§ **YOUR OBJECTIVE**:
An exact copy of every record is needed.

§ **TASK MATERIAL**:
--
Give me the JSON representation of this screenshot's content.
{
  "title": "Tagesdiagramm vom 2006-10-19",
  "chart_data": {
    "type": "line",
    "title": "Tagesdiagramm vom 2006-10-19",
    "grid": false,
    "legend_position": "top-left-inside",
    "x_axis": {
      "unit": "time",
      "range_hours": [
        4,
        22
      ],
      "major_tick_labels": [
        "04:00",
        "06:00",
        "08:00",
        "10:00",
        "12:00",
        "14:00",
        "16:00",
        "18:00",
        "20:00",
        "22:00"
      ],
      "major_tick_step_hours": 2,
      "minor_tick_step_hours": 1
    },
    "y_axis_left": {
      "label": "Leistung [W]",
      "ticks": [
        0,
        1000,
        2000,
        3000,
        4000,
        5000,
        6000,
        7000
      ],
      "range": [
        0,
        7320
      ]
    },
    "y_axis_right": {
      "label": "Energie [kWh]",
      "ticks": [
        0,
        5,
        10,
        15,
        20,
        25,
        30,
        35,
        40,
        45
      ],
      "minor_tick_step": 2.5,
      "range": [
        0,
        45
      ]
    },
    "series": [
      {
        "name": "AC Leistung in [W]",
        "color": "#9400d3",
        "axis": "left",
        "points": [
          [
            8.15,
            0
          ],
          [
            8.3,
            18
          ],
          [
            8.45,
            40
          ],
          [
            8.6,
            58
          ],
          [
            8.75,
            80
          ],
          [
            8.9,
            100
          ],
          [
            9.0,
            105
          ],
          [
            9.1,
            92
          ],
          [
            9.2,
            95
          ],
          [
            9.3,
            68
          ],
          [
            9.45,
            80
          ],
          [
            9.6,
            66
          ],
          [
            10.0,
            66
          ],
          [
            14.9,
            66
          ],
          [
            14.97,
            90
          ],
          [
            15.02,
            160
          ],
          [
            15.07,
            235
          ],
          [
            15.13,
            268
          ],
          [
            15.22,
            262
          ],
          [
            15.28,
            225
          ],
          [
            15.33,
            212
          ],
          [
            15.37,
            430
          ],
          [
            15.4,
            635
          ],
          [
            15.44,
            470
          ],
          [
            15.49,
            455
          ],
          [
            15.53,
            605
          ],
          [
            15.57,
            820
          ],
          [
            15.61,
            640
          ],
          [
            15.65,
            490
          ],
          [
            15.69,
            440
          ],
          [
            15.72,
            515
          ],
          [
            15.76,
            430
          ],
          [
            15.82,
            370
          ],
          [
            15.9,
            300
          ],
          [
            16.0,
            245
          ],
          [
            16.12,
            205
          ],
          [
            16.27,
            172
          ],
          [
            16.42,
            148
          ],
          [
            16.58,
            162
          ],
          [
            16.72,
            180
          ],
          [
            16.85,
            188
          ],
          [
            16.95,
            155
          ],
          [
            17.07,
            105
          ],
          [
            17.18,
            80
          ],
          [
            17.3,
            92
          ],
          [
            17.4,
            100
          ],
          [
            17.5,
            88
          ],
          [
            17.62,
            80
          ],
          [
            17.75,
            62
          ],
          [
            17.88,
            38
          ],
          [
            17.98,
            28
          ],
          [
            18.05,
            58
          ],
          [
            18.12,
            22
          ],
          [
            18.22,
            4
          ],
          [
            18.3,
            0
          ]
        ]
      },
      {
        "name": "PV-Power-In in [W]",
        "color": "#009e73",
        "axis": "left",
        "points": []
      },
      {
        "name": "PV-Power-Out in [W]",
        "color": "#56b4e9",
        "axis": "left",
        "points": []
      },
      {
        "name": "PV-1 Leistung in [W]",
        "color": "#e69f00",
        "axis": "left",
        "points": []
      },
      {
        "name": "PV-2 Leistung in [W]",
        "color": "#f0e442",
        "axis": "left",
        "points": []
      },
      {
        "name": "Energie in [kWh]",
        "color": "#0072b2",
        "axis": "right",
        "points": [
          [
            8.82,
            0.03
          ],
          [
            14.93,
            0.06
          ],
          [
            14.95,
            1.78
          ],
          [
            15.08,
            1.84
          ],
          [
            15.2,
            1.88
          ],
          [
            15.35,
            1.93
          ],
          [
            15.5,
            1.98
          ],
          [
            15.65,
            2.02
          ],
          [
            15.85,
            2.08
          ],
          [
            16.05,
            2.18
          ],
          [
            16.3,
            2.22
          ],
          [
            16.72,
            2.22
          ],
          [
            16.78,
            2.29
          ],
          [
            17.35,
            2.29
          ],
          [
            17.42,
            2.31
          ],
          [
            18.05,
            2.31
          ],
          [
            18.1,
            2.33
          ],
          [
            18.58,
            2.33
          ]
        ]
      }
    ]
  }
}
--
§ **WORKED ANSWER**:
Give me the JSON representation of this screenshot's content.
{
  "title": "Tagesdiagramm vom 2006-10-19",
  "chart_data": {
    "type": "line",
    "title": "Tagesdiagramm vom 2006-10-19",
    "grid": false,
    "legend_position": "top-left-inside",
    "x_axis": {
      "unit": "time",
      "range_hours": [
        4,
        22
      ],
      "major_tick_labels": [
        "04:00",
        "06:00",
        "08:00",
        "10:00",
        "12:00",
        "14:00",
        "16:00",
        "18:00",
        "20:00",
        "22:00"
      ],
      "major_tick_step_hours": 2,
      "minor_tick_step_hours": 1
    },
    "y_axis_left": {
      "label": "Leistung [W]",
      "ticks": [
        0,
        1000,
        2000,
        3000,
        4000,
        5000,
        6000,
        7000
      ],
      "range": [
        0,
        7320
      ]
    },
    "y_axis_right": {
      "label": "Energie [kWh]",
      "ticks": [
        0,
        5,
        10,
        15,
        20,
        25,
        30,
        35,
        40,
        45
      ],
      "minor_tick_step": 2.5,
      "range": [
        0,
        45
      ]
    },
    "series": [
      {
        "name": "AC Leistung in [W]",
        "color": "#9400d3",
        "axis": "left",
        "points": [
          [
            8.15,
            0
          ],
          [
            8.3,
            18
          ],
          [
            8.45,
            40
          ],
          [
            8.6,
            58
          ],
          [
            8.75,
            80
          ],
          [
            8.9,
            100
          ],
          [
            9.0,
            105
          ],
          [
            9.1,
            92
          ],
          [
            9.2,
            95
          ],
          [
            9.3,
            68
          ],
          [
            9.45,
            80
          ],
          [
            9.6,
            66
          ],
          [
            10.0,
            66
          ],
          [
            14.9,
            66
          ],
          [
            14.97,
            90
          ],
          [
            15.02,
            160
          ],
          [
            15.07,
            235
          ],
          [
            15.13,
            268
          ],
          [
            15.22,
            262
          ],
          [
            15.28,
            225
          ],
          [
            15.33,
            212
          ],
          [
            15.37,
            430
          ],
          [
            15.4,
            635
          ],
          [
            15.44,
            470
          ],
          [
            15.49,
            455
          ],
          [
            15.53,
            605
          ],
          [
            15.57,
            820
          ],
          [
            15.61,
            640
          ],
          [
            15.65,
            490
          ],
          [
            15.69,
            440
          ],
          [
            15.72,
            515
          ],
          [
            15.76,
            430
          ],
          [
            15.82,
            370
          ],
          [
            15.9,
            300
          ],
          [
            16.0,
            245
          ],
          [
            16.12,
            205
          ],
          [
            16.27,
            172
          ],
          [
            16.42,
            148
          ],
          [
            16.58,
            162
          ],
          [
            16.72,
            180
          ],
          [
            16.85,
            188
          ],
          [
            16.95,
            155
          ],
          [
            17.07,
            105
          ],
          [
            17.18,
            80
          ],
          [
            17.3,
            92
          ],
          [
            17.4,
            100
          ],
          [
            17.5,
            88
          ],
          [
            17.62,
            80
          ],
          [
            17.75,
            62
          ],
          [
            17.88,
            38
          ],
          [
            17.98,
            28
          ],
          [
            18.05,
            58
          ],
          [
            18.12,
            22
          ],
          [
            18.22,
            4
          ],
          [
            18.3,
            0
          ]
        ]
      },
      {
        "name": "PV-Power-In in [W]",
        "color": "#009e73",
        "axis": "left",
        "points": []
      },
      {
        "name": "PV-Power-Out in [W]",
        "color": "#56b4e9",
        "axis": "left",
        "points": []
      },
      {
        "name": "PV-1 Leistung in [W]",
        "color": "#e69f00",
        "axis": "left",
        "points": []
      },
      {
        "name": "PV-2 Leistung in [W]",
        "color": "#f0e442",
        "axis": "left",
        "points": []
      },
      {
        "name": "Energie in [kWh]",
        "color": "#0072b2",
        "axis": "right",
        "points": [
          [
            8.82,
            0.03
          ],
          [
            14.93,
            0.06
          ],
          [
            14.95,
            1.78
          ],
          [
            15.08,
            1.84
          ],
          [
            15.2,
            1.88
          ],
          [
            15.35,
            1.93
          ],
          [
            15.5,
            1.98
          ],
          [
            15.65,
            2.02
          ],
          [
            15.85,
            2.08
          ],
          [
            16.05,
            2.18
          ],
          [
            16.3,
            2.22
          ],
          [
            16.72,
            2.22
          ],
          [
            16.78,
            2.29
          ],
          [
            17.35,
            2.29
          ],
          [
            17.42,
            2.31
          ],
          [
            18.05,
            2.31
          ],
          [
            18.1,
            2.33
          ],
          [
            18.58,
            2.33
          ]
        ]
      }
    ]
  }
}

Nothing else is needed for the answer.